# [Aim of the exercise]
Write only the number of lines in the records beneath that hold "Solar".

— START The input —

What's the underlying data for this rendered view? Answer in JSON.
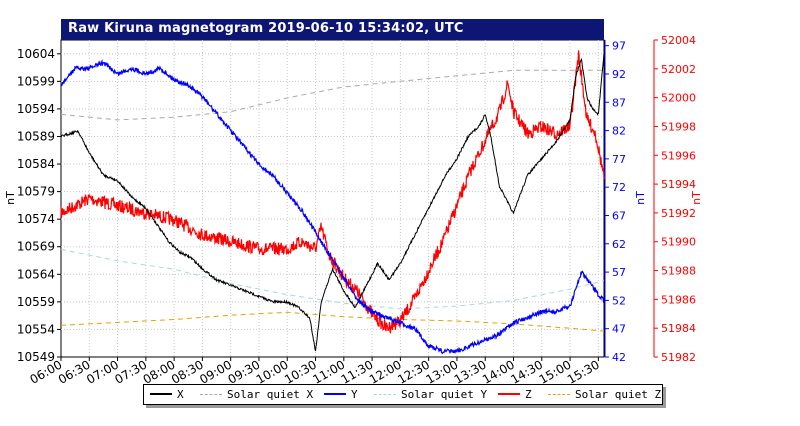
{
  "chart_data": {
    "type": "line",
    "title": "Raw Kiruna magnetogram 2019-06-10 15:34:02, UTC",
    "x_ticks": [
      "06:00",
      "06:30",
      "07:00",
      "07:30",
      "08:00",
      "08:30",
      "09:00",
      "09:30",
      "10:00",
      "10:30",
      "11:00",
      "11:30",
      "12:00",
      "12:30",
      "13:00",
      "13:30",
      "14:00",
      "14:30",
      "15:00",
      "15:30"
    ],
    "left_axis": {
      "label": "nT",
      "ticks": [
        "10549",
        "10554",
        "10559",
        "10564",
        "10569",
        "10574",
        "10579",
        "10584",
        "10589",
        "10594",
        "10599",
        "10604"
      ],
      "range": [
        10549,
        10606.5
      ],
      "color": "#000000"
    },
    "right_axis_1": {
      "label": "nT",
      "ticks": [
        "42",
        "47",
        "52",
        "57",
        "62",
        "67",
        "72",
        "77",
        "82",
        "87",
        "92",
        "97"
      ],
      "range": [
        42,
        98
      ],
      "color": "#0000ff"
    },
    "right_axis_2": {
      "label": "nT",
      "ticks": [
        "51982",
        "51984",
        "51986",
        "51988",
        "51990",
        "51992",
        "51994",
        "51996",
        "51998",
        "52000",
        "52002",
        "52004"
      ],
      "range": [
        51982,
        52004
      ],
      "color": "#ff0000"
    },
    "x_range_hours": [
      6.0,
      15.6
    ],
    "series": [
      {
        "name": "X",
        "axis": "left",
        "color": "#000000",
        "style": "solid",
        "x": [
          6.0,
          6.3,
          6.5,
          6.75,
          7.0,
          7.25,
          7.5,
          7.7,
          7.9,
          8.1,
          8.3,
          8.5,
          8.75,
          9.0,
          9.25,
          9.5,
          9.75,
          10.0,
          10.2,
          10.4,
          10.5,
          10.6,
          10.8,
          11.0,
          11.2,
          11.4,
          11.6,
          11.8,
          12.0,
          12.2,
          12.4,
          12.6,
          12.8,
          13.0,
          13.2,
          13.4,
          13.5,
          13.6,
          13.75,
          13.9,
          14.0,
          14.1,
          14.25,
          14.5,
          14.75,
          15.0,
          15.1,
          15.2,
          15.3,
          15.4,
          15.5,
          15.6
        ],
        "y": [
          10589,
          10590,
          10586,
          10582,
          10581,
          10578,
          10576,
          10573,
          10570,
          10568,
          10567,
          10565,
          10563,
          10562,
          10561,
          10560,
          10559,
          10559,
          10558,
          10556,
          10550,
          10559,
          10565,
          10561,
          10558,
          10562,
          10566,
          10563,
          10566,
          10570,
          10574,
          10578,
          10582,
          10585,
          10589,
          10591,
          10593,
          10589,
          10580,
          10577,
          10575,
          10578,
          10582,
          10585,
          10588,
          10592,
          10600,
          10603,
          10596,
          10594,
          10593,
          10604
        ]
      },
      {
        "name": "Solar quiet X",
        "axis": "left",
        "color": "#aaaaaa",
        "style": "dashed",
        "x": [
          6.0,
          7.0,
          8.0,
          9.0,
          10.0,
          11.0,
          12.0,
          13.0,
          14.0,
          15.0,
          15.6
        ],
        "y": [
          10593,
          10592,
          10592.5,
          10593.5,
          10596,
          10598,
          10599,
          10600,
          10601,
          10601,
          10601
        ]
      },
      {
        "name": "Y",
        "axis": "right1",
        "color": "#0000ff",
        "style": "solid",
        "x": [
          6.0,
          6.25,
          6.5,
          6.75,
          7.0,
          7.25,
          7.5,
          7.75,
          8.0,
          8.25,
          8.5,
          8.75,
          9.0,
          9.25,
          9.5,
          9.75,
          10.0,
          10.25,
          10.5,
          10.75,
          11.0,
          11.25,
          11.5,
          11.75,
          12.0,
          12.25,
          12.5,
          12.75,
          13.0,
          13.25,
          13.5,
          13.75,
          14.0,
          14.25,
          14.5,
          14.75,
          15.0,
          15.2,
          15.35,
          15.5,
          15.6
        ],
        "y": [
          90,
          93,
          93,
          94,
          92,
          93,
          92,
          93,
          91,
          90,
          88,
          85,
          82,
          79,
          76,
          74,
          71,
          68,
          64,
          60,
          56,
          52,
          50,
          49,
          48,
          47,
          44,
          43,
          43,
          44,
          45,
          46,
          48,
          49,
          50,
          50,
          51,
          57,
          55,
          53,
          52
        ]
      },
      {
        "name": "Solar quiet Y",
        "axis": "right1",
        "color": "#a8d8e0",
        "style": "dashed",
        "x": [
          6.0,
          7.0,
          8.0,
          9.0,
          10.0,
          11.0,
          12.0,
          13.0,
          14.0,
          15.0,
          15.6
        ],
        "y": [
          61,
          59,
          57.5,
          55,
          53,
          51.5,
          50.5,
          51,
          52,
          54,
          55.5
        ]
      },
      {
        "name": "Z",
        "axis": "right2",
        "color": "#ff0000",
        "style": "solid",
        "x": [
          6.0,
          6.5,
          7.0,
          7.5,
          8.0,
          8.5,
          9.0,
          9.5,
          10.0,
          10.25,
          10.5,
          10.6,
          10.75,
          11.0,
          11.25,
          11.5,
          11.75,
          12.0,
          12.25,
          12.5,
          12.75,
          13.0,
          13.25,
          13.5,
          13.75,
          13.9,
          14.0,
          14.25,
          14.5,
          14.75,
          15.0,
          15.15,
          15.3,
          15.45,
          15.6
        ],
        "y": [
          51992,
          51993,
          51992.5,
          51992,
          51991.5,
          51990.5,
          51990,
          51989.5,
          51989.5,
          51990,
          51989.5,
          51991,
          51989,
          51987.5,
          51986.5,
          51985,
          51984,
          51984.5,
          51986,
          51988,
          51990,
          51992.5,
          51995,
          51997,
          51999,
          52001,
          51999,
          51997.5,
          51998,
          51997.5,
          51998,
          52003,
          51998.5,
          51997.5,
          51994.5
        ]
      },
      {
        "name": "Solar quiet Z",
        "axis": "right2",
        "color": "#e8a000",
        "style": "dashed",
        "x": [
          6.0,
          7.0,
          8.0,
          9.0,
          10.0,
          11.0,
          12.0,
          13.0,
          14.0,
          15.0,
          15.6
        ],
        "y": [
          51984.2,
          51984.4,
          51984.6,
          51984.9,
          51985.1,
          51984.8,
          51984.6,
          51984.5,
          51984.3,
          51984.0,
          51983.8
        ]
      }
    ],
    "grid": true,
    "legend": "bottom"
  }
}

— END The input —
— START The input —

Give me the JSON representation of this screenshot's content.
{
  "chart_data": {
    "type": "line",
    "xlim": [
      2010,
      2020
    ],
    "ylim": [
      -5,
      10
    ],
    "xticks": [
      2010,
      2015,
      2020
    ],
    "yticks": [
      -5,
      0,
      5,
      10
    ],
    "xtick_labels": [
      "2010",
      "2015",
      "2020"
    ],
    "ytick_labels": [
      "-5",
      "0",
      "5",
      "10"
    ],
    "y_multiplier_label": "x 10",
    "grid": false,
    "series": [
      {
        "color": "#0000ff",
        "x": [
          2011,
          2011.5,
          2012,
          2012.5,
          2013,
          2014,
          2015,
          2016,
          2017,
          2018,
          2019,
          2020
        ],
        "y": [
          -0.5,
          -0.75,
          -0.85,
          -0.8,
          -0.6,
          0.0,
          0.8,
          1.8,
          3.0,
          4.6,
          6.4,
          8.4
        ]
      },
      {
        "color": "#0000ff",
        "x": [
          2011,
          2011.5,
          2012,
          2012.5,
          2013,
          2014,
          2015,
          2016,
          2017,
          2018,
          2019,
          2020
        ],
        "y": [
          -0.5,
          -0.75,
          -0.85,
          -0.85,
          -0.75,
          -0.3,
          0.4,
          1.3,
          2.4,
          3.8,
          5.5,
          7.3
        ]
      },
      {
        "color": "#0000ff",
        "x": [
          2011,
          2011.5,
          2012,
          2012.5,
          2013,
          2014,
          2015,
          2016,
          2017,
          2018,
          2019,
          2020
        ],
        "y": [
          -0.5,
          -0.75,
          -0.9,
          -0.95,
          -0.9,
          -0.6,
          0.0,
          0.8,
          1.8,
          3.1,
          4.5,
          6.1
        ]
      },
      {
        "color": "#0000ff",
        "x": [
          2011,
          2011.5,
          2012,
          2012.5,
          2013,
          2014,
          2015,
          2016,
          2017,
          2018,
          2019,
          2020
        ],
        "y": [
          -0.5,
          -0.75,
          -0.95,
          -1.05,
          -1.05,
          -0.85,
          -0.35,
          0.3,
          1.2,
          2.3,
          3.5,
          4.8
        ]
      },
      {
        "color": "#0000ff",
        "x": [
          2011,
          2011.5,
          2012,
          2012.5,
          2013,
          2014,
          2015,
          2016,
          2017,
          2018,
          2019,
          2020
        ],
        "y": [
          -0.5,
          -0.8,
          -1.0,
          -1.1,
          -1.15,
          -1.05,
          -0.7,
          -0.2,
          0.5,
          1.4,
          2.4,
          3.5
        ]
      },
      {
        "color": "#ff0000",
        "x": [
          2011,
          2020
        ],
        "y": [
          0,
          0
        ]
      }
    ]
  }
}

— END The input —
— START The input —

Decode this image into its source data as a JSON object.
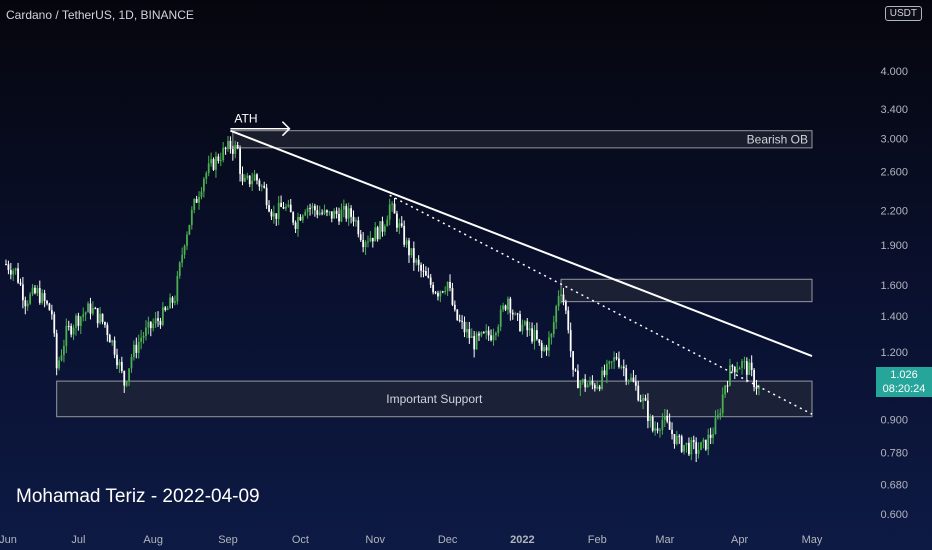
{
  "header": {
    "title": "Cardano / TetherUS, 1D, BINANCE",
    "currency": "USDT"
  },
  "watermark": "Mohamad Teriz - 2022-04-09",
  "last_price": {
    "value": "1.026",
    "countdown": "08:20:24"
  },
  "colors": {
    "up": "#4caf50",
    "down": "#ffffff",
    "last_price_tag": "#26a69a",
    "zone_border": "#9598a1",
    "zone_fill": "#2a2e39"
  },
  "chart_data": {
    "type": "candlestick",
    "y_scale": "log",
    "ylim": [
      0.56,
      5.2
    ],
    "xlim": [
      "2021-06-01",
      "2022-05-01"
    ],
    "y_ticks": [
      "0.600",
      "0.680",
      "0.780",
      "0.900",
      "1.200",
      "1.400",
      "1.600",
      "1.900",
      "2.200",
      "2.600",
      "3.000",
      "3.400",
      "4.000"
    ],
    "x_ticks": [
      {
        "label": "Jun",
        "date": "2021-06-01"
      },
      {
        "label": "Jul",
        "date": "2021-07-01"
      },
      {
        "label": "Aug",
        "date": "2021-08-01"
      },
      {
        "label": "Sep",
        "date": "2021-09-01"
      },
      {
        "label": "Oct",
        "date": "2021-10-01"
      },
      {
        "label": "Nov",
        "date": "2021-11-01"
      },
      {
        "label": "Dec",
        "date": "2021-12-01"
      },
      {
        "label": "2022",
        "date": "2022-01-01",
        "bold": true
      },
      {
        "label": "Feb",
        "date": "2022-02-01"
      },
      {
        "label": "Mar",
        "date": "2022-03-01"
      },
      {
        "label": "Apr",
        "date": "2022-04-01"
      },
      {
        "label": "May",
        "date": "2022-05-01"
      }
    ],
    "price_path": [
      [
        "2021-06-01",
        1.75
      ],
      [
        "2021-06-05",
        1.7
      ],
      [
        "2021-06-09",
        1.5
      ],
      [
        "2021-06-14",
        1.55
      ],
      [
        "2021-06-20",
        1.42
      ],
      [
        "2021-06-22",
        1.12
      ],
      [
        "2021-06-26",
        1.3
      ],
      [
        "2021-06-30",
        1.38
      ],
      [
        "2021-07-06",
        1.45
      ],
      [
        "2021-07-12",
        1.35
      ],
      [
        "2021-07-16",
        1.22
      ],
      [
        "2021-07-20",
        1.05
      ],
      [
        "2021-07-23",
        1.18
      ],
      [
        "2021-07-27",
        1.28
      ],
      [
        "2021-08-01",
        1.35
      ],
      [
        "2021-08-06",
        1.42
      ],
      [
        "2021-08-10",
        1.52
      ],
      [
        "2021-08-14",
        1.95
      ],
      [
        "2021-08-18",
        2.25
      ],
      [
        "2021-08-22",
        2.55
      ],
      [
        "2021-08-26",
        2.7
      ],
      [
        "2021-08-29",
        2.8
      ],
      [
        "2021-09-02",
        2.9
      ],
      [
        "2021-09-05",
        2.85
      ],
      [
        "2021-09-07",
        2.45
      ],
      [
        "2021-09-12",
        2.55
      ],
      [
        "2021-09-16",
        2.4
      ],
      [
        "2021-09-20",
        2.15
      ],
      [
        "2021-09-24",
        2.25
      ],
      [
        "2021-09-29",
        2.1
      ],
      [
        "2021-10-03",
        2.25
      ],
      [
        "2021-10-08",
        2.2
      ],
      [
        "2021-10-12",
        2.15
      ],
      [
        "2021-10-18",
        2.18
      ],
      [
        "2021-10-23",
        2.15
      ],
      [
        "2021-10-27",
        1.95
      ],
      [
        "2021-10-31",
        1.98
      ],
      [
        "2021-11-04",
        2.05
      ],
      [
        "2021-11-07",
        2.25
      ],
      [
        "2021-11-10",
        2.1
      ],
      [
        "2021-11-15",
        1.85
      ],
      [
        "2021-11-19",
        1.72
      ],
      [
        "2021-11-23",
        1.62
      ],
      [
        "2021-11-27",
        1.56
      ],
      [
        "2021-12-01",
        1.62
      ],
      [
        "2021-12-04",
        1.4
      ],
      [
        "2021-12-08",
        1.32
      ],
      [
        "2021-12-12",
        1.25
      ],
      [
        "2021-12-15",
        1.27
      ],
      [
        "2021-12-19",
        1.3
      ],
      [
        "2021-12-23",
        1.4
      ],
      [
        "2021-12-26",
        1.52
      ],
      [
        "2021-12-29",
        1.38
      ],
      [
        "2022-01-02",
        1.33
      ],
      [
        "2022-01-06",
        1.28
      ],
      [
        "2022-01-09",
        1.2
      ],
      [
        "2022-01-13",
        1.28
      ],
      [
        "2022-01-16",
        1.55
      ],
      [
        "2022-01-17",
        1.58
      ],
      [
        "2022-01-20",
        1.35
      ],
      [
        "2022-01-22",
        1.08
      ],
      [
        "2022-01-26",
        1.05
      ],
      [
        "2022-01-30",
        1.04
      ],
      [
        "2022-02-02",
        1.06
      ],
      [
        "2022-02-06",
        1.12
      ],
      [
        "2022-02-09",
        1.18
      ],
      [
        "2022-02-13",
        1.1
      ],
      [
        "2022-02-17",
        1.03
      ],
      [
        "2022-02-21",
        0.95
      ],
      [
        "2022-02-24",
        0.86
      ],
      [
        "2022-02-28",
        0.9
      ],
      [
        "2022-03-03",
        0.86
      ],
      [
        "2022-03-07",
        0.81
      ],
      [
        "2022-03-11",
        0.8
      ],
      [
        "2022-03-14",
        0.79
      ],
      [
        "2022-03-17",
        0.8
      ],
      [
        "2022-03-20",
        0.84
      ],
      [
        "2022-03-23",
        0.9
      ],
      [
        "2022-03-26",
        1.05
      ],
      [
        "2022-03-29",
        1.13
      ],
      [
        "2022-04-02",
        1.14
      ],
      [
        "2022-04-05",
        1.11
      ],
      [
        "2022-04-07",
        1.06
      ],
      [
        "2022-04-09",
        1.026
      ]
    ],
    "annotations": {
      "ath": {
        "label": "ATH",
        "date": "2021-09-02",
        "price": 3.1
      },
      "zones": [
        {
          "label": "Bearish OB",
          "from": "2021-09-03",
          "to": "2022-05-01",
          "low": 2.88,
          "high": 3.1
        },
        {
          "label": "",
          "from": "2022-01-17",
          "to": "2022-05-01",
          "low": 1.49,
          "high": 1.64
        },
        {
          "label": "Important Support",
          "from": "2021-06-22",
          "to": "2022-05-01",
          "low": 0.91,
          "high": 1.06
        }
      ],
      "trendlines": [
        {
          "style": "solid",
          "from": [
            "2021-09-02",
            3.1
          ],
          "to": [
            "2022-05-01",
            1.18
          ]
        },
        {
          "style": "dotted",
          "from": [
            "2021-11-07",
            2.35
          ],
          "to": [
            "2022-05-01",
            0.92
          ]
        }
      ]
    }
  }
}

— END The input —

# [Complete answer]
3